What to do: In the records below, find the line that contains "What data populates" and the line that contains "Output a JSON"; write out exactly those two lines and everything between them, without the pictures.

***** Source data

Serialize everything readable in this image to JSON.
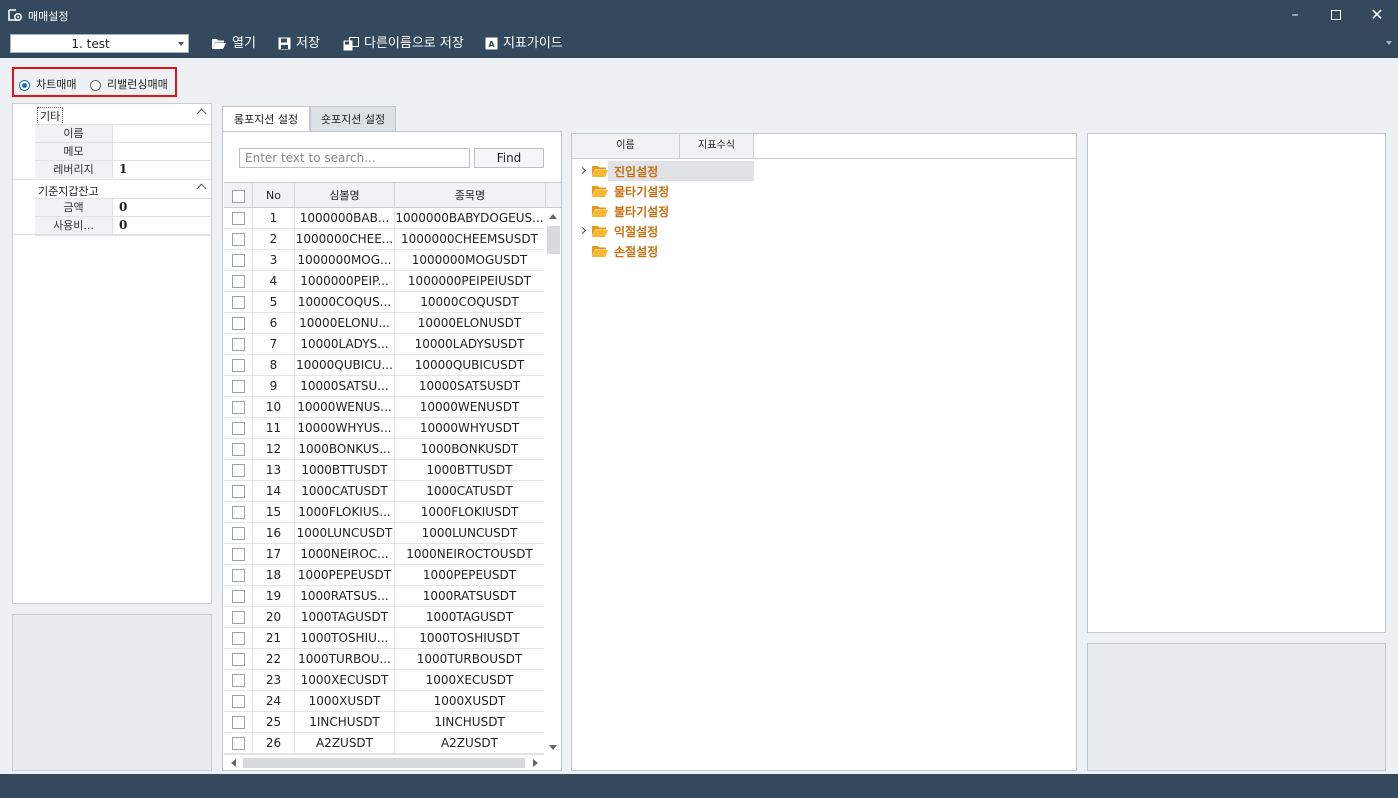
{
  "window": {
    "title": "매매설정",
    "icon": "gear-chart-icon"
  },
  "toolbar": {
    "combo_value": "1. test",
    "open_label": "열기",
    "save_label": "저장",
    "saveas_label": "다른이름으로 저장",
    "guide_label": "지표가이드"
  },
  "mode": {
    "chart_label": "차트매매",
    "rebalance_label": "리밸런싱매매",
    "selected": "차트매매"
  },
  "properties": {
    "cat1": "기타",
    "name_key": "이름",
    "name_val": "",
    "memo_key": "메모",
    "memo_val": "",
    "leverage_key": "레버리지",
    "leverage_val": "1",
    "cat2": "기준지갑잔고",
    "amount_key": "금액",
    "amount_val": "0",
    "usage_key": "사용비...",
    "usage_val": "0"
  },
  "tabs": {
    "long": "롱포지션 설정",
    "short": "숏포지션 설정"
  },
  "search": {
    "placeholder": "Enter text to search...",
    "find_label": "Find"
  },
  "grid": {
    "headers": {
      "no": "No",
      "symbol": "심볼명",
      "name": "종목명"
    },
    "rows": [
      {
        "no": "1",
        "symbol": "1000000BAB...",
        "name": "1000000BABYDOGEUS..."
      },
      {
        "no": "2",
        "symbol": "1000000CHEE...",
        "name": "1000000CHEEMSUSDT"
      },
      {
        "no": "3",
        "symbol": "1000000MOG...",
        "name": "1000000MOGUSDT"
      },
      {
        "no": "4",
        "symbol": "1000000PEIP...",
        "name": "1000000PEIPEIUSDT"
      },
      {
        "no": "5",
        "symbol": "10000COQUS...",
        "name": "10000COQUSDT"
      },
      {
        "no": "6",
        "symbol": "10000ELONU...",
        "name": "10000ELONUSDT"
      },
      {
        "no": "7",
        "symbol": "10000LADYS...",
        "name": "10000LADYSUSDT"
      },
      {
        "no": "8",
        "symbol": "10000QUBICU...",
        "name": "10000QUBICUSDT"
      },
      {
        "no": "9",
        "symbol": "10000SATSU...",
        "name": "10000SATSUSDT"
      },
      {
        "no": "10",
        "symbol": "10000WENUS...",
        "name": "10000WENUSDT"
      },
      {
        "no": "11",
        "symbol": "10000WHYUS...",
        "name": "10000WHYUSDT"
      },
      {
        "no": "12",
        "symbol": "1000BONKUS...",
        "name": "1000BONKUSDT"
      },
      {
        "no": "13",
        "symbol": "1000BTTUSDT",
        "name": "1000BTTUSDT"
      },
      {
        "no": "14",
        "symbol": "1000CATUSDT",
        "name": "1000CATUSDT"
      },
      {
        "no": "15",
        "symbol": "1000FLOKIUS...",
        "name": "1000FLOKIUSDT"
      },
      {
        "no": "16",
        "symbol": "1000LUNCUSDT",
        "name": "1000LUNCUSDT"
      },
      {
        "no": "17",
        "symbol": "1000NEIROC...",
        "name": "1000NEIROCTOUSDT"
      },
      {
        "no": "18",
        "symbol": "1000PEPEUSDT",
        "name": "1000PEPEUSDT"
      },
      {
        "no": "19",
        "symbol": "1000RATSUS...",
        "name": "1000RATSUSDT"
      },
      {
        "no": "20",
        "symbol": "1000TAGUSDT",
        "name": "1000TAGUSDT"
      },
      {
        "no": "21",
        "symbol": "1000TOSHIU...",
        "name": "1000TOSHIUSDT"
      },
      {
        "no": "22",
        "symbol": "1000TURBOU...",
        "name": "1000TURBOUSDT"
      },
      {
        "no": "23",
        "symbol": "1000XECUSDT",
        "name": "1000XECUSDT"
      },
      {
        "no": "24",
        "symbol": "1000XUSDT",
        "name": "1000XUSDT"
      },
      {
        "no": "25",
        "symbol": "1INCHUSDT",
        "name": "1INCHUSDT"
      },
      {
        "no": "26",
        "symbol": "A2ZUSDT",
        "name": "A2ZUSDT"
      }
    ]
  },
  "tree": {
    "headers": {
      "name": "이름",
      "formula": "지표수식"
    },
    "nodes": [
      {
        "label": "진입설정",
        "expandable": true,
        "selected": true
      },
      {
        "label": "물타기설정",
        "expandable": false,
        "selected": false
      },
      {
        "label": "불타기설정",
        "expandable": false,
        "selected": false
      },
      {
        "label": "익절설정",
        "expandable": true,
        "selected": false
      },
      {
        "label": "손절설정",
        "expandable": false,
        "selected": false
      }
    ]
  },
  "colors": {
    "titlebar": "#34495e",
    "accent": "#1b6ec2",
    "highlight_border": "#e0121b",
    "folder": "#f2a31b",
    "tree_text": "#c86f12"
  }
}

**********
***** Source data

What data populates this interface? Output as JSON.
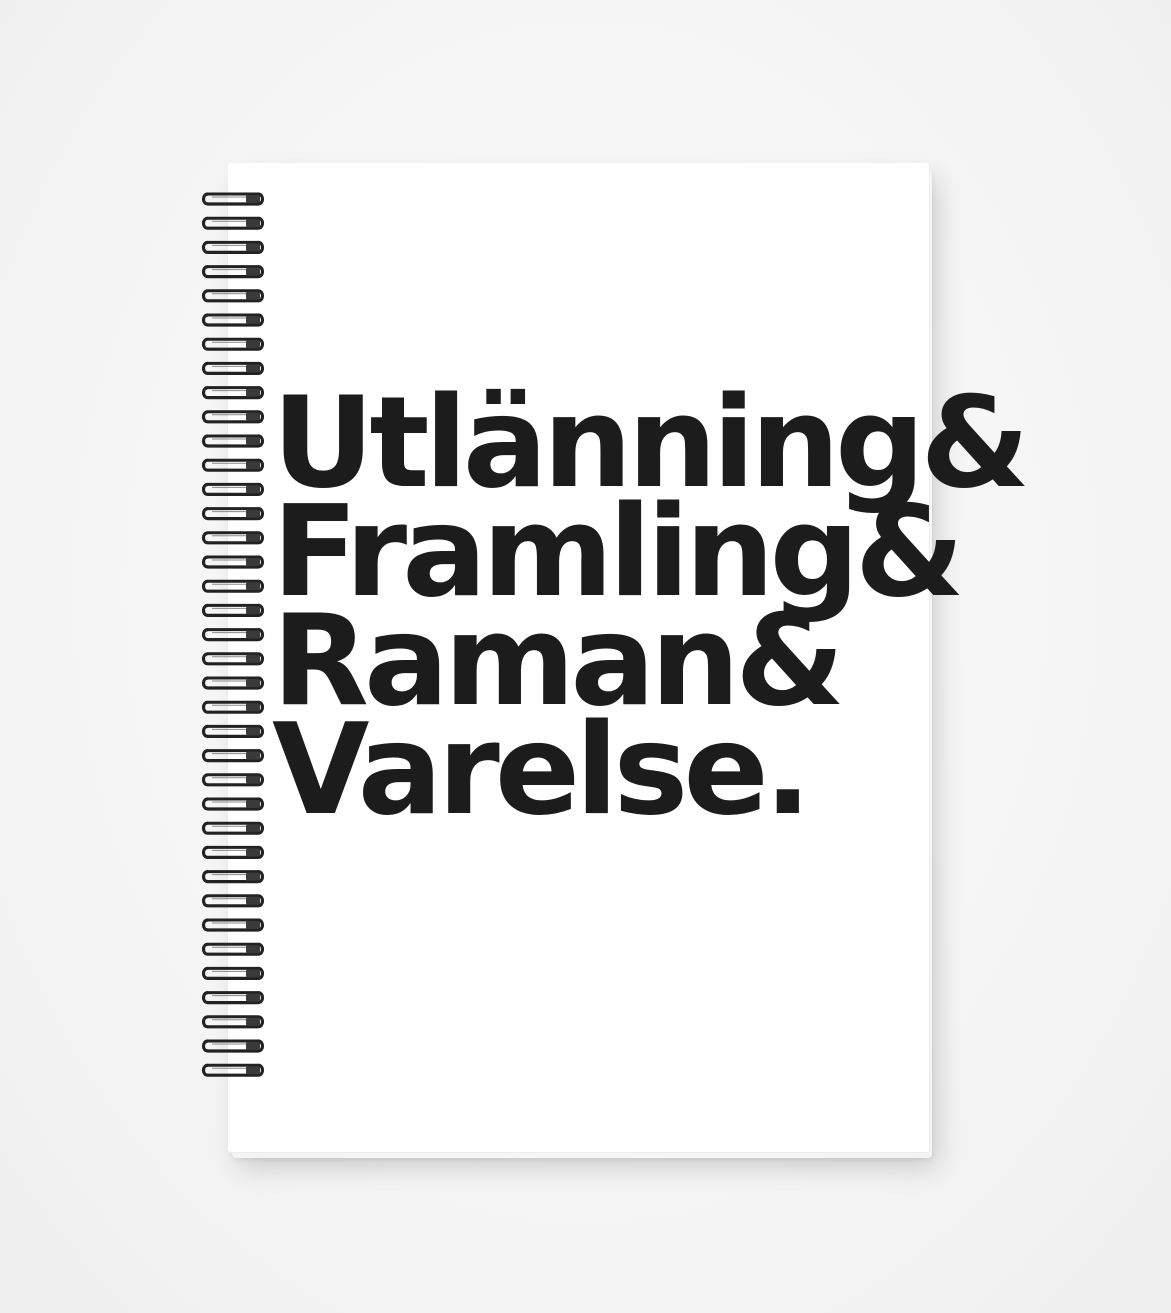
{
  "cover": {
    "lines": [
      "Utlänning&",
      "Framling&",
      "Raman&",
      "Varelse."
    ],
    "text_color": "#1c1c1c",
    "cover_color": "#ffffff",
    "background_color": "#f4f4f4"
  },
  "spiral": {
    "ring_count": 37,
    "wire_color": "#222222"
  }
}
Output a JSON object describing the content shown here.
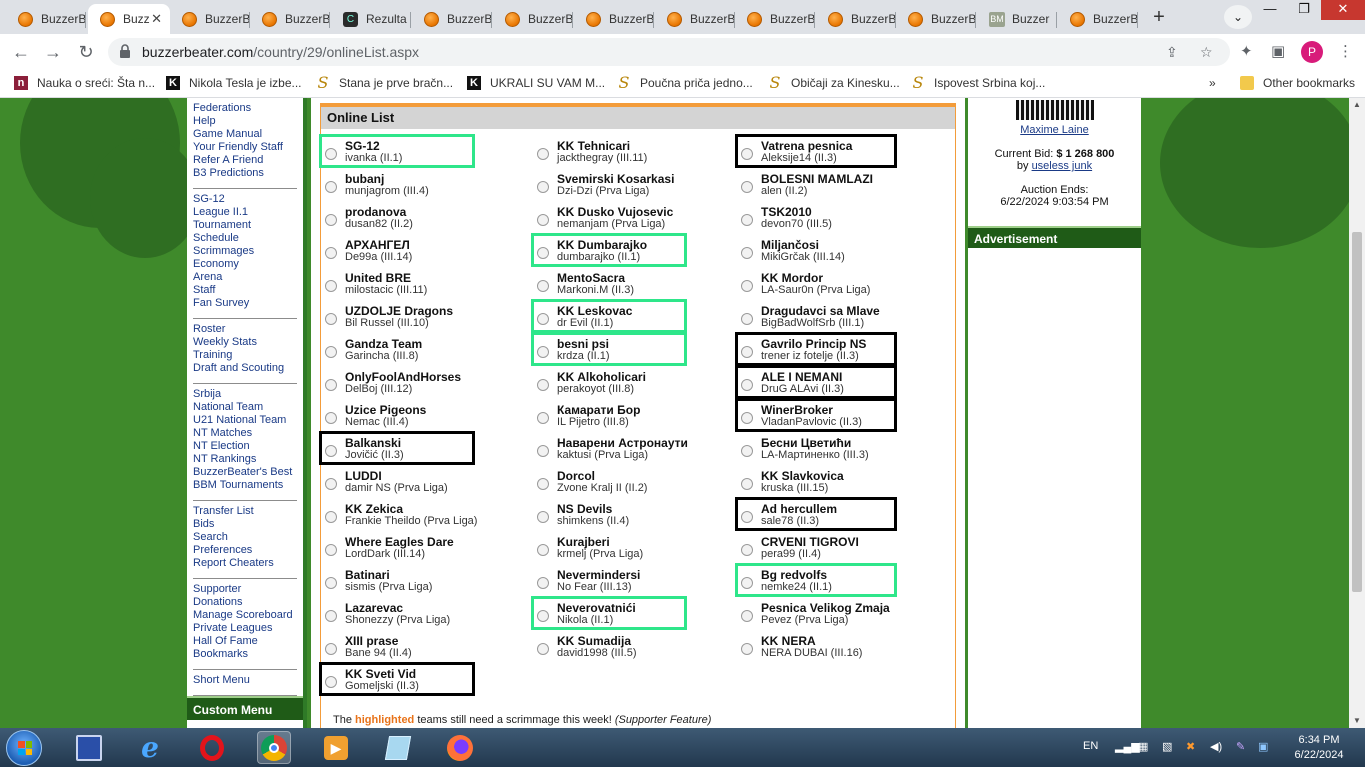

**********
***** Source data

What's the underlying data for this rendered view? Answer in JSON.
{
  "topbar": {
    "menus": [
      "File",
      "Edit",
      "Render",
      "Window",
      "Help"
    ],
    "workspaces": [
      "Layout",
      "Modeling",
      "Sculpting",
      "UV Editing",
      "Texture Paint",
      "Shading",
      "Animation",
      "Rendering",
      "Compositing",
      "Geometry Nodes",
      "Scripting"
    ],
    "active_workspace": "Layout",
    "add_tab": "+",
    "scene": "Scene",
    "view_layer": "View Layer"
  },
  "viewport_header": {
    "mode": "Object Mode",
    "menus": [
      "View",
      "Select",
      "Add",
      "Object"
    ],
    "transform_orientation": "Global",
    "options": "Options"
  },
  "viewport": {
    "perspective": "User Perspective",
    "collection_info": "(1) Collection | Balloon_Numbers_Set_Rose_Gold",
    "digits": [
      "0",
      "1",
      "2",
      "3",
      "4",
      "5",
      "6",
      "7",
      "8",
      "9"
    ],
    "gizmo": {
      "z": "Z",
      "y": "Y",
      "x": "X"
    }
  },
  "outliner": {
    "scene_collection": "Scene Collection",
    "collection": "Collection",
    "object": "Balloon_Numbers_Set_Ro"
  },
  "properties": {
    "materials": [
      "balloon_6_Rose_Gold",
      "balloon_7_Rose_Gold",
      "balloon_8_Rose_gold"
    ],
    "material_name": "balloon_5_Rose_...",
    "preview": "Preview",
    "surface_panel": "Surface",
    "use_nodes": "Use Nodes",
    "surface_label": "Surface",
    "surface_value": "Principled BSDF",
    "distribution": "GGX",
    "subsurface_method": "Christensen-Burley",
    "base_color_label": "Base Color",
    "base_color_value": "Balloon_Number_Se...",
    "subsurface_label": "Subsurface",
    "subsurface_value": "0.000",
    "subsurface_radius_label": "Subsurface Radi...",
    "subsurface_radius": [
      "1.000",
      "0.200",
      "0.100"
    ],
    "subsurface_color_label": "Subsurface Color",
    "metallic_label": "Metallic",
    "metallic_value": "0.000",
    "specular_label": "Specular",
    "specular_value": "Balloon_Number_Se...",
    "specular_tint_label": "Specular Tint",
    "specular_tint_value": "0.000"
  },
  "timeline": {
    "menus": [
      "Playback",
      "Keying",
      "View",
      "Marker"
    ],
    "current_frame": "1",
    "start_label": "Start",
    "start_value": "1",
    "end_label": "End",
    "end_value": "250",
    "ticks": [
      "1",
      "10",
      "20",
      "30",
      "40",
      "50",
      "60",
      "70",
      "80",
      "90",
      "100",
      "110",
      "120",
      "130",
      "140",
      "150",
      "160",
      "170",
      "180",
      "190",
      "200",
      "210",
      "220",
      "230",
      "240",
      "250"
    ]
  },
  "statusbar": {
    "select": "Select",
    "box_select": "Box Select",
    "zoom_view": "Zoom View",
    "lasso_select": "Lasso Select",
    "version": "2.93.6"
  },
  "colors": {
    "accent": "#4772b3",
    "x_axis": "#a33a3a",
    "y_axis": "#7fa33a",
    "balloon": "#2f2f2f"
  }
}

**********

Output of the task:
What data populates this interface? Output as JSON.
{
  "cover": {
    "lines": [
      "Utlänning&",
      "Framling&",
      "Raman&",
      "Varelse."
    ],
    "text_color": "#1c1c1c",
    "cover_color": "#ffffff",
    "background_color": "#f4f4f4"
  },
  "spiral": {
    "ring_count": 37,
    "wire_color": "#222222"
  }
}
Output a JSON object describing the content shown here.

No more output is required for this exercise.